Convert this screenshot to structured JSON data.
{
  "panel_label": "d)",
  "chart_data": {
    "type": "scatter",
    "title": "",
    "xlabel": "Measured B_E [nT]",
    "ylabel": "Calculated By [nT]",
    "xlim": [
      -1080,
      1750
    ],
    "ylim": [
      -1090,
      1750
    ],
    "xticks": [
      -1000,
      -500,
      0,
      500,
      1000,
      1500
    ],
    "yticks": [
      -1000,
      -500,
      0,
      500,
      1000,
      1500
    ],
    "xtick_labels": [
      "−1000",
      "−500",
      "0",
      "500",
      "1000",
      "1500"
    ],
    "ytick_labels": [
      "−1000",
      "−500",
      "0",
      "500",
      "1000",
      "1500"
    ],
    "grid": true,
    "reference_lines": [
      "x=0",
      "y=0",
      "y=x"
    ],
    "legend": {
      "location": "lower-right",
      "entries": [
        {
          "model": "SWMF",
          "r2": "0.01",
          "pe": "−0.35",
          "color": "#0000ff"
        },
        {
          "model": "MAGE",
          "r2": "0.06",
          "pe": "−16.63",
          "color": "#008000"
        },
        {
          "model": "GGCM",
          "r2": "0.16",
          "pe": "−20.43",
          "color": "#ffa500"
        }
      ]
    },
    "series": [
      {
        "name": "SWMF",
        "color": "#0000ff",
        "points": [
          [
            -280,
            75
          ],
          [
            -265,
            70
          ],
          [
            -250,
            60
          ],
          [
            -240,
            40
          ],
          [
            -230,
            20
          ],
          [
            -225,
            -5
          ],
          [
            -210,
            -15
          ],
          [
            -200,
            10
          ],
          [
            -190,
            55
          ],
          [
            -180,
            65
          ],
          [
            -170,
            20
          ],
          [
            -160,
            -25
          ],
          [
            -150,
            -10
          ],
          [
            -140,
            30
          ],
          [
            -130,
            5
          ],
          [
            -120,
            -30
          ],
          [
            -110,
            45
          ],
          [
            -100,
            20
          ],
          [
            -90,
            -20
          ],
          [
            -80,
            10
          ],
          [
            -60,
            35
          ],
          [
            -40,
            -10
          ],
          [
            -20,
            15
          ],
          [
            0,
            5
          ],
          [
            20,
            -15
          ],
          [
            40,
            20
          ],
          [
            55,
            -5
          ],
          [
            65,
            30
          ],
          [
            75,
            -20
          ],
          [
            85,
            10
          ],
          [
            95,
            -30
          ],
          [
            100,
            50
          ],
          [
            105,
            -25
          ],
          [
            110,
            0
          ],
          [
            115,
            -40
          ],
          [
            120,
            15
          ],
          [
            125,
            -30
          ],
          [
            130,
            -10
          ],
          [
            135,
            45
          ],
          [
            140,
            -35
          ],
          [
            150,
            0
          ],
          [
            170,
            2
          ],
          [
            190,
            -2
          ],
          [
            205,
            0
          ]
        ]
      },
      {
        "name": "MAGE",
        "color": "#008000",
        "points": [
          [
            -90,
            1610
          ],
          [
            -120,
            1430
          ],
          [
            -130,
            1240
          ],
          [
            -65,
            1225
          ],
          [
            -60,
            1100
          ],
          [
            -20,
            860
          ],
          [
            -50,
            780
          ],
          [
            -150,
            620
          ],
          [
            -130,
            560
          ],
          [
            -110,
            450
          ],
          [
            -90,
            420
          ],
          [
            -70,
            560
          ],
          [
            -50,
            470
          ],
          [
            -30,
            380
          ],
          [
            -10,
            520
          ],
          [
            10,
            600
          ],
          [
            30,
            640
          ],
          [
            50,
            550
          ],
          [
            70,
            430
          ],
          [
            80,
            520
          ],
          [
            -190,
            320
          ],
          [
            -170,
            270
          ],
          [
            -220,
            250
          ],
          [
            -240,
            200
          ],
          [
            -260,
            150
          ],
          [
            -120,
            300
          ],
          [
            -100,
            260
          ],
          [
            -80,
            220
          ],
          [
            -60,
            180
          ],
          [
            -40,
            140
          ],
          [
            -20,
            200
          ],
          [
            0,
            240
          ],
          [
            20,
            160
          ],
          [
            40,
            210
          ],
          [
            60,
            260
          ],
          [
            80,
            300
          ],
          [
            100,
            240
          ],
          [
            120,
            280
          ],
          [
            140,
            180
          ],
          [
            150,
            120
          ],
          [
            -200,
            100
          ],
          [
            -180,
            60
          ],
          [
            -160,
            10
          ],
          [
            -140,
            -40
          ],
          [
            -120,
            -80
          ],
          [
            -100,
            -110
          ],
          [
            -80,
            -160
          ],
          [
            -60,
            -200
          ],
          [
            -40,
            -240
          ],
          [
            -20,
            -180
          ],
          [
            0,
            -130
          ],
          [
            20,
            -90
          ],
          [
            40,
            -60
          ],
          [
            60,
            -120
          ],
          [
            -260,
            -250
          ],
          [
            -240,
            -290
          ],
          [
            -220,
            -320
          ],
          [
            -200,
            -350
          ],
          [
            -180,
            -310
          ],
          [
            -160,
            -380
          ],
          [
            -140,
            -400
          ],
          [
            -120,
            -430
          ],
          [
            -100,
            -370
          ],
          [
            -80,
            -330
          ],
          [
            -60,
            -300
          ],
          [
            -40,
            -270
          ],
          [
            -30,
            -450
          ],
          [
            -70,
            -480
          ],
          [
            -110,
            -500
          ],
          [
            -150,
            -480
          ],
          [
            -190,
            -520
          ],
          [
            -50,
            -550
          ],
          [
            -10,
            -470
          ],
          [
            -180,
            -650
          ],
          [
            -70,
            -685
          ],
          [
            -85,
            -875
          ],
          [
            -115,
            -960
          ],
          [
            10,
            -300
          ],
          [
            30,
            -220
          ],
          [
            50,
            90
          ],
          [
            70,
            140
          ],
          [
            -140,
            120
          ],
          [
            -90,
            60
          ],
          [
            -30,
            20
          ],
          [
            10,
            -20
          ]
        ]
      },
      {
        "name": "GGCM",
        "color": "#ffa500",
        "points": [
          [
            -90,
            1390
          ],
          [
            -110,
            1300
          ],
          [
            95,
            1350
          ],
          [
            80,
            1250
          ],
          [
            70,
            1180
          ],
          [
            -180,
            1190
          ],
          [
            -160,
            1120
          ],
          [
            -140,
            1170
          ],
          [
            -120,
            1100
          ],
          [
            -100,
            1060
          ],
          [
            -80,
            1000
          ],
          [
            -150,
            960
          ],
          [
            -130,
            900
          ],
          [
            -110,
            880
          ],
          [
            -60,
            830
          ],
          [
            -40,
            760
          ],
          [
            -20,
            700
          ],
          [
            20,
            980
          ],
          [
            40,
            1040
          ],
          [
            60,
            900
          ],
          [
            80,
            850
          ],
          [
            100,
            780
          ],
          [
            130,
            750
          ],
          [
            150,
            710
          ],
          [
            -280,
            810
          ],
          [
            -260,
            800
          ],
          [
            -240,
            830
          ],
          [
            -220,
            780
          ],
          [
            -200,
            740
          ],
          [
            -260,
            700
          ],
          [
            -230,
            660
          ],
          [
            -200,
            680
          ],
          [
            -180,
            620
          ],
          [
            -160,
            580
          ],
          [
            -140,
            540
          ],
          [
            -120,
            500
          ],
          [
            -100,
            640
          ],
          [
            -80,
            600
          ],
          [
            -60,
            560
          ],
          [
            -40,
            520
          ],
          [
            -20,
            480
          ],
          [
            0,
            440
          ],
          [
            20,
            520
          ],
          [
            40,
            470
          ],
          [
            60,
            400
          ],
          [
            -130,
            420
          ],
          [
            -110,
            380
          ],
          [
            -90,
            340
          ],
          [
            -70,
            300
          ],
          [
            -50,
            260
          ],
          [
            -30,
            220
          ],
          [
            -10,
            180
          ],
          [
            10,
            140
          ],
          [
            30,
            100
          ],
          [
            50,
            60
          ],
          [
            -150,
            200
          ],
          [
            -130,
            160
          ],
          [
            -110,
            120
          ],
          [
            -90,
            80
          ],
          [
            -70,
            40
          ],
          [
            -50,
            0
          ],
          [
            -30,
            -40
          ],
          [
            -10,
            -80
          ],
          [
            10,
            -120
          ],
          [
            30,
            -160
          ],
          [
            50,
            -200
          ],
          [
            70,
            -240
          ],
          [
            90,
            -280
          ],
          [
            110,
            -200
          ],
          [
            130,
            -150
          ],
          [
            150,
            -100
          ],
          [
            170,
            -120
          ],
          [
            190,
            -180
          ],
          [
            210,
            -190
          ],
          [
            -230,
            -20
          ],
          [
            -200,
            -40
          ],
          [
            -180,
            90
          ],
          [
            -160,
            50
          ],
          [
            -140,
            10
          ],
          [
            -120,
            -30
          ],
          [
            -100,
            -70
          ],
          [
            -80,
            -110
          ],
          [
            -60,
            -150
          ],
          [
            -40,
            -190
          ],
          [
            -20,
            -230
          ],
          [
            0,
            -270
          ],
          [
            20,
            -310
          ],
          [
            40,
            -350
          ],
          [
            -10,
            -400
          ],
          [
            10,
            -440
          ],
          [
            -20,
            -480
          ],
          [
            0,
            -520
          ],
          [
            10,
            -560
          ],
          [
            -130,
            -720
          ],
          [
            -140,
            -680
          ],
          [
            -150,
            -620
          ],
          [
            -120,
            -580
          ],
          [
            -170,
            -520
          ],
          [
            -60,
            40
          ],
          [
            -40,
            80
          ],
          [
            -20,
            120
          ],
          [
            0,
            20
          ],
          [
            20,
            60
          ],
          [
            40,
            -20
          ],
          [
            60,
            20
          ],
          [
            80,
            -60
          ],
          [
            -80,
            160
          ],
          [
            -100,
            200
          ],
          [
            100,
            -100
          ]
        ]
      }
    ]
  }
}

- _WHAT IS BEING ASKED_
How many lines in these entries hold the string "color"? Answer with the number alone.

- _EXERCISE RESULT_
6